Restate the data below word for word. Skip any images it contains.

────────

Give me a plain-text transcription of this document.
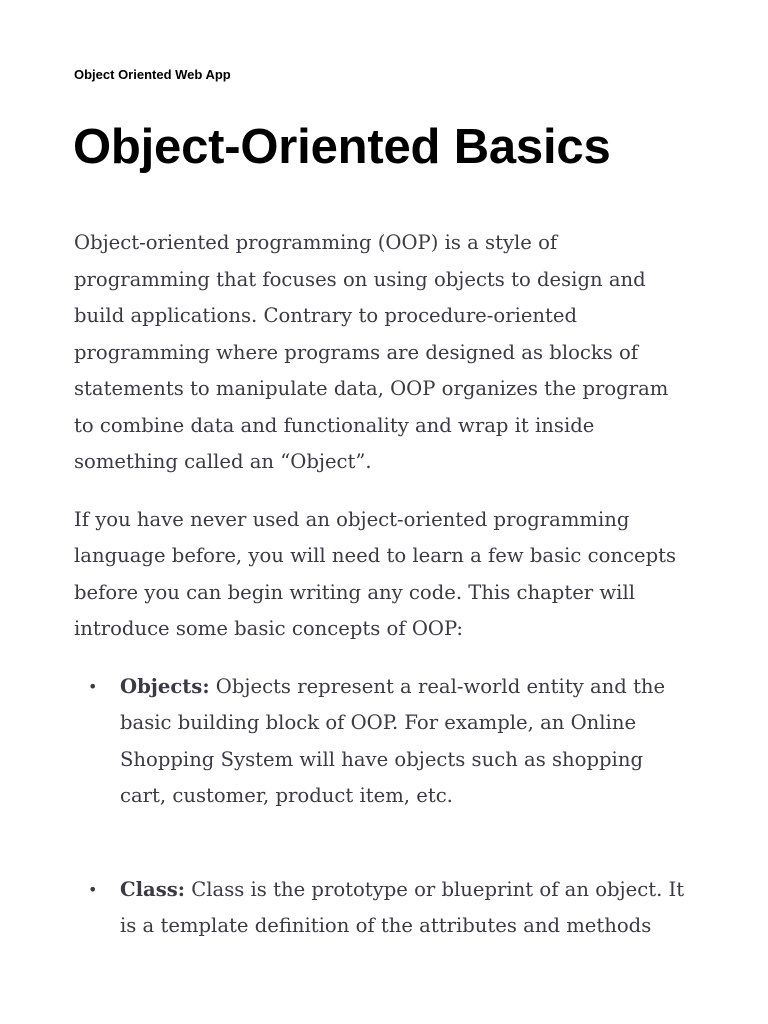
Object Oriented Web App
Object-Oriented Basics

Object-oriented programming (OOP) is a style of programming that focuses on using objects to design and build applications. Contrary to procedure-oriented programming where programs are designed as blocks of statements to manipulate data, OOP organizes the program to combine data and functionality and wrap it inside something called an “Object”.

If you have never used an object-oriented programming language before, you will need to learn a few basic concepts before you can begin writing any code. This chapter will introduce some basic concepts of OOP:

• Objects: Objects represent a real-world entity and the basic building block of OOP. For example, an Online Shopping System will have objects such as shopping cart, customer, product item, etc.
• Class: Class is the prototype or blueprint of an object. It is a template definition of the attributes and methods
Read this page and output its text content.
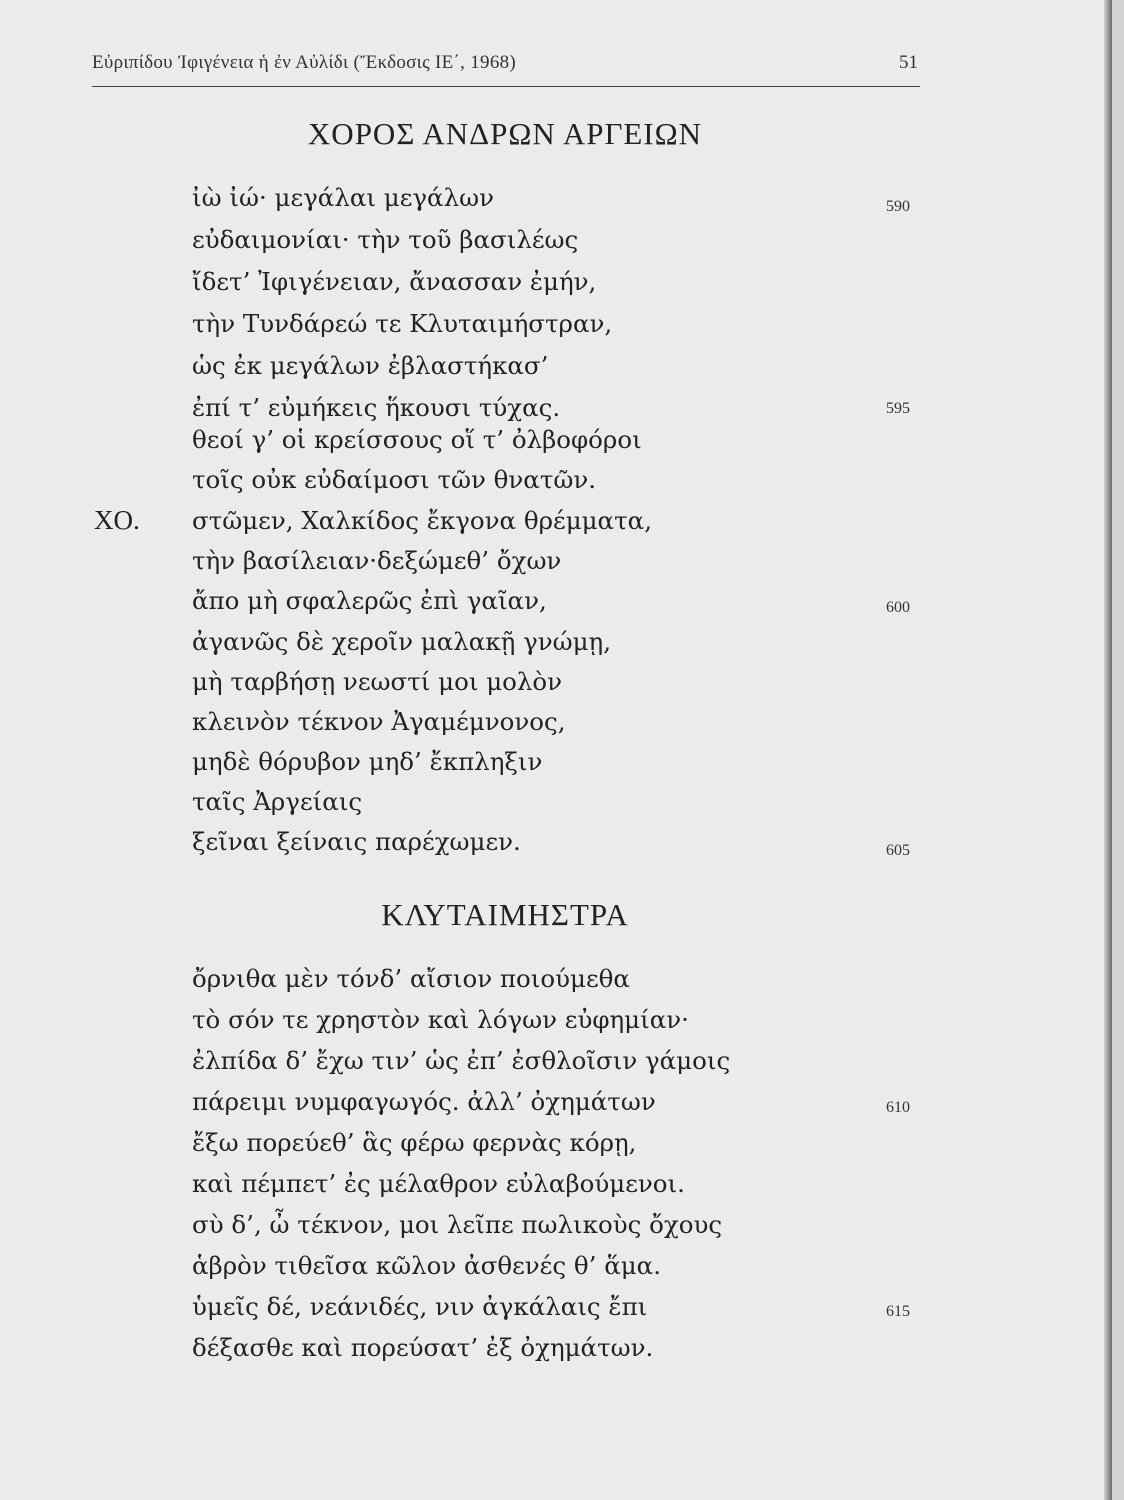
Εὐριπίδου Ἰφιγένεια ἡ ἐν Αὐλίδι (Ἔκδοσις ΙΕ΄, 1968)	51
ΧΟΡΟΣ ΑΝΔΡΩΝ ΑΡΓΕΙΩΝ
ἰὼ ἰώ· μεγάλαι μεγάλων
εὐδαιμονίαι· τὴν τοῦ βασιλέως
ἴδετ’ Ἰφιγένειαν, ἄνασσαν ἐμήν,
τὴν Τυνδάρεώ τε Κλυταιμήστραν,
ὡς ἐκ μεγάλων ἐβλαστήκασ’
ἐπί τ’ εὐμήκεις ἥκουσι τύχας.
θεοί γ’ οἱ κρείσσους οἵ τ’ ὀλβοφόροι
τοῖς οὐκ εὐδαίμοσι τῶν θνατῶν.
ΧΟ. στῶμεν, Χαλκίδος ἔκγονα θρέμματα,
τὴν βασίλειαν·δεξώμεθ’ ὄχων
ἄπο μὴ σφαλερῶς ἐπὶ γαῖαν,
ἀγανῶς δὲ χεροῖν μαλακῇ γνώμῃ,
μὴ ταρβήσῃ νεωστί μοι μολὸν
κλεινὸν τέκνον Ἀγαμέμνονος,
μηδὲ θόρυβον μηδ’ ἔκπληξιν
ταῖς Ἀργείαις
ξεῖναι ξείναις παρέχωμεν.
ΚΛΥΤΑΙΜΗΣΤΡΑ
ὄρνιθα μὲν τόνδ’ αἴσιον ποιούμεθα
τὸ σόν τε χρηστὸν καὶ λόγων εὐφημίαν·
ἐλπίδα δ’ ἔχω τιν’ ὡς ἐπ’ ἐσθλοῖσιν γάμοις
πάρειμι νυμφαγωγός. ἀλλ’ ὀχημάτων
ἔξω πορεύεθ’ ἃς φέρω φερνὰς κόρῃ,
καὶ πέμπετ’ ἐς μέλαθρον εὐλαβούμενοι.
σὺ δ’, ὦ τέκνον, μοι λεῖπε πωλικοὺς ὄχους
ἁβρὸν τιθεῖσα κῶλον ἀσθενές θ’ ἅμα.
ὑμεῖς δέ, νεάνιδές, νιν ἀγκάλαις ἔπι
δέξασθε καὶ πορεύσατ’ ἐξ ὀχημάτων.
590
595
600
605
610
615
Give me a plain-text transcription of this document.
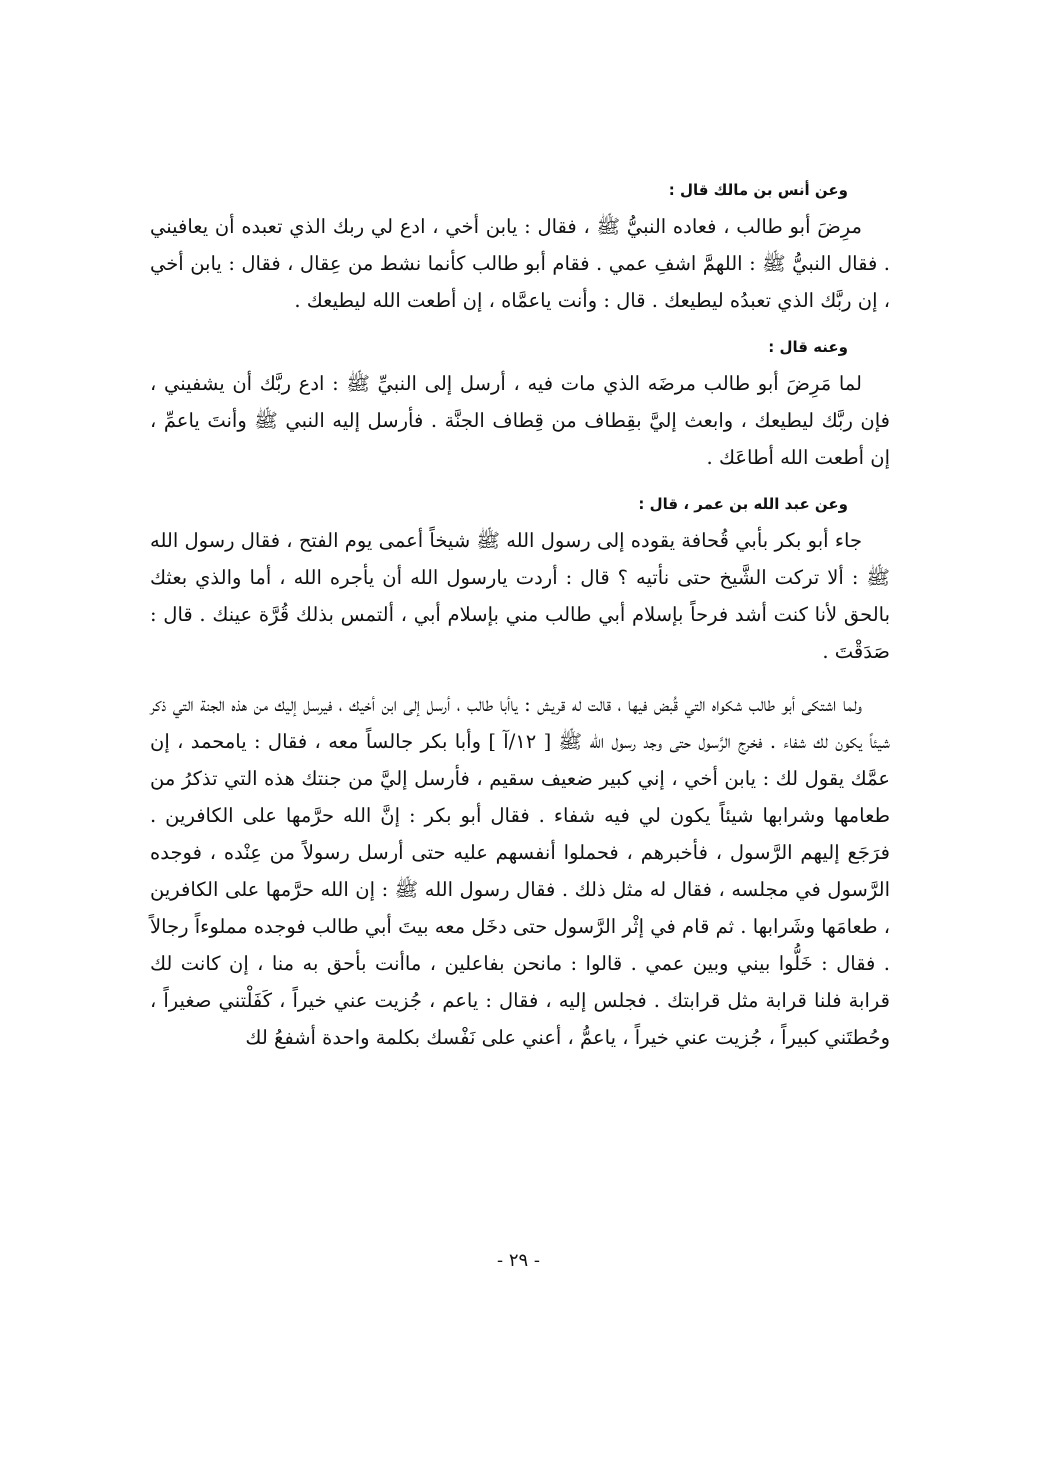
وعن أنس بن مالك قال :

مرِضَ أبو طالب ، فعاده النبيُّ ﷺ ، فقال : يابن أخي ، ادع لي ربك الذي تعبده أن يعافيني . فقال النبيُّ ﷺ : اللهمَّ اشفِ عمي . فقام أبو طالب كأنما نشط من عِقال ، فقال : يابن أخي ، إن ربَّك الذي تعبدُه ليطيعك . قال : وأنت ياعمَّاه ، إن أطعت الله ليطيعك .

وعنه قال :

لما مَرِضَ أبو طالب مرضَه الذي مات فيه ، أرسل إلى النبيِّ ﷺ : ادع ربَّك أن يشفيني ، فإن ربَّك ليطيعك ، وابعث إليَّ بقِطاف من قِطاف الجنَّة . فأرسل إليه النبي ﷺ وأنتَ ياعمِّ ، إن أطعت الله أطاعَك .

وعن عبد الله بن عمر ، قال :

جاء أبو بكر بأبي قُحافة يقوده إلى رسول الله ﷺ شيخاً أعمى يوم الفتح ، فقال رسول الله ﷺ : ألا تركت الشَّيخ حتى نأتيه ؟ قال : أردت يارسول الله أن يأجره الله ، أما والذي بعثك بالحق لأنا كنت أشد فرحاً بإسلام أبي طالب مني بإسلام أبي ، ألتمس بذلك قُرَّة عينك . قال : صَدَقْتَ .

ولما اشتكى أبو طالب شكواه التي قُبض فيها ، قالت له قريش : ياأبا طالب ، أرسل إلى ابن أخيك ، فيرسل إليك من هذه الجنة التي ذكر شيئاً يكون لك شفاء . فخرج الرَّسول حتى وجد رسول الله ﷺ [ ١٢/آ ] وأبا بكر جالساً معه ، فقال : يامحمد ، إن عمَّك يقول لك : يابن أخي ، إني كبير ضعيف سقيم ، فأرسل إليَّ من جنتك هذه التي تذكرُ من طعامها وشرابها شيئاً يكون لي فيه شفاء . فقال أبو بكر : إنَّ الله حرَّمها على الكافرين . فرَجَع إليهم الرَّسول ، فأخبرهم ، فحملوا أنفسهم عليه حتى أرسل رسولاً من عِنْده ، فوجده الرَّسول في مجلسه ، فقال له مثل ذلك . فقال رسول الله ﷺ : إن الله حرَّمها على الكافرين ، طعامَها وشَرابها . ثم قام في إثْر الرَّسول حتى دخَل معه بيتَ أبي طالب فوجده مملوءاً رجالاً . فقال : خَلُّوا بيني وبين عمي . قالوا : مانحن بفاعلين ، ماأنت بأحق به منا ، إن كانت لك قرابة فلنا قرابة مثل قرابتك . فجلس إليه ، فقال : ياعم ، جُزيت عني خيراً ، كَفَلْتني صغيراً ، وحُطتَني كبيراً ، جُزيت عني خيراً ، ياعمُّ ، أعني على نَفْسك بكلمة واحدة أشفعُ لك

- ٢٩ -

────────

(Output for this task):
Give me a plain-text transcription of this document.
Object Oriented Web App
Object-Oriented Basics

Object-oriented programming (OOP) is a style of programming that focuses on using objects to design and build applications. Contrary to procedure-oriented programming where programs are designed as blocks of statements to manipulate data, OOP organizes the program to combine data and functionality and wrap it inside something called an “Object”.

If you have never used an object-oriented programming language before, you will need to learn a few basic concepts before you can begin writing any code. This chapter will introduce some basic concepts of OOP:

• Objects: Objects represent a real-world entity and the basic building block of OOP. For example, an Online Shopping System will have objects such as shopping cart, customer, product item, etc.
• Class: Class is the prototype or blueprint of an object. It is a template definition of the attributes and methods
Read this page and output its text content.
Εὐριπίδου Ἰφιγένεια ἡ ἐν Αὐλίδι (Ἔκδοσις ΙΕ΄, 1968)	51
ΧΟΡΟΣ ΑΝΔΡΩΝ ΑΡΓΕΙΩΝ
ἰὼ ἰώ· μεγάλαι μεγάλων
εὐδαιμονίαι· τὴν τοῦ βασιλέως
ἴδετ’ Ἰφιγένειαν, ἄνασσαν ἐμήν,
τὴν Τυνδάρεώ τε Κλυταιμήστραν,
ὡς ἐκ μεγάλων ἐβλαστήκασ’
ἐπί τ’ εὐμήκεις ἥκουσι τύχας.
θεοί γ’ οἱ κρείσσους οἵ τ’ ὀλβοφόροι
τοῖς οὐκ εὐδαίμοσι τῶν θνατῶν.
ΧΟ. στῶμεν, Χαλκίδος ἔκγονα θρέμματα,
τὴν βασίλειαν·δεξώμεθ’ ὄχων
ἄπο μὴ σφαλερῶς ἐπὶ γαῖαν,
ἀγανῶς δὲ χεροῖν μαλακῇ γνώμῃ,
μὴ ταρβήσῃ νεωστί μοι μολὸν
κλεινὸν τέκνον Ἀγαμέμνονος,
μηδὲ θόρυβον μηδ’ ἔκπληξιν
ταῖς Ἀργείαις
ξεῖναι ξείναις παρέχωμεν.
ΚΛΥΤΑΙΜΗΣΤΡΑ
ὄρνιθα μὲν τόνδ’ αἴσιον ποιούμεθα
τὸ σόν τε χρηστὸν καὶ λόγων εὐφημίαν·
ἐλπίδα δ’ ἔχω τιν’ ὡς ἐπ’ ἐσθλοῖσιν γάμοις
πάρειμι νυμφαγωγός. ἀλλ’ ὀχημάτων
ἔξω πορεύεθ’ ἃς φέρω φερνὰς κόρῃ,
καὶ πέμπετ’ ἐς μέλαθρον εὐλαβούμενοι.
σὺ δ’, ὦ τέκνον, μοι λεῖπε πωλικοὺς ὄχους
ἁβρὸν τιθεῖσα κῶλον ἀσθενές θ’ ἅμα.
ὑμεῖς δέ, νεάνιδές, νιν ἀγκάλαις ἔπι
δέξασθε καὶ πορεύσατ’ ἐξ ὀχημάτων.
590
595
600
605
610
615
Give me a plain-text transcription of this document.
وعن أنس بن مالك قال :

مرِضَ أبو طالب ، فعاده النبيُّ ﷺ ، فقال : يابن أخي ، ادع لي ربك الذي تعبده أن يعافيني . فقال النبيُّ ﷺ : اللهمَّ اشفِ عمي . فقام أبو طالب كأنما نشط من عِقال ، فقال : يابن أخي ، إن ربَّك الذي تعبدُه ليطيعك . قال : وأنت ياعمَّاه ، إن أطعت الله ليطيعك .

وعنه قال :

لما مَرِضَ أبو طالب مرضَه الذي مات فيه ، أرسل إلى النبيِّ ﷺ : ادع ربَّك أن يشفيني ، فإن ربَّك ليطيعك ، وابعث إليَّ بقِطاف من قِطاف الجنَّة . فأرسل إليه النبي ﷺ وأنتَ ياعمِّ ، إن أطعت الله أطاعَك .

وعن عبد الله بن عمر ، قال :

جاء أبو بكر بأبي قُحافة يقوده إلى رسول الله ﷺ شيخاً أعمى يوم الفتح ، فقال رسول الله ﷺ : ألا تركت الشَّيخ حتى نأتيه ؟ قال : أردت يارسول الله أن يأجره الله ، أما والذي بعثك بالحق لأنا كنت أشد فرحاً بإسلام أبي طالب مني بإسلام أبي ، ألتمس بذلك قُرَّة عينك . قال : صَدَقْتَ .

ولما اشتكى أبو طالب شكواه التي قُبض فيها ، قالت له قريش : ياأبا طالب ، أرسل إلى ابن أخيك ، فيرسل إليك من هذه الجنة التي ذكر شيئاً يكون لك شفاء . فخرج الرَّسول حتى وجد رسول الله ﷺ [ ١٢/آ ] وأبا بكر جالساً معه ، فقال : يامحمد ، إن عمَّك يقول لك : يابن أخي ، إني كبير ضعيف سقيم ، فأرسل إليَّ من جنتك هذه التي تذكرُ من طعامها وشرابها شيئاً يكون لي فيه شفاء . فقال أبو بكر : إنَّ الله حرَّمها على الكافرين . فرَجَع إليهم الرَّسول ، فأخبرهم ، فحملوا أنفسهم عليه حتى أرسل رسولاً من عِنْده ، فوجده الرَّسول في مجلسه ، فقال له مثل ذلك . فقال رسول الله ﷺ : إن الله حرَّمها على الكافرين ، طعامَها وشَرابها . ثم قام في إثْر الرَّسول حتى دخَل معه بيتَ أبي طالب فوجده مملوءاً رجالاً . فقال : خَلُّوا بيني وبين عمي . قالوا : مانحن بفاعلين ، ماأنت بأحق به منا ، إن كانت لك قرابة فلنا قرابة مثل قرابتك . فجلس إليه ، فقال : ياعم ، جُزيت عني خيراً ، كَفَلْتني صغيراً ، وحُطتَني كبيراً ، جُزيت عني خيراً ، ياعمُّ ، أعني على نَفْسك بكلمة واحدة أشفعُ لك

- ٢٩ -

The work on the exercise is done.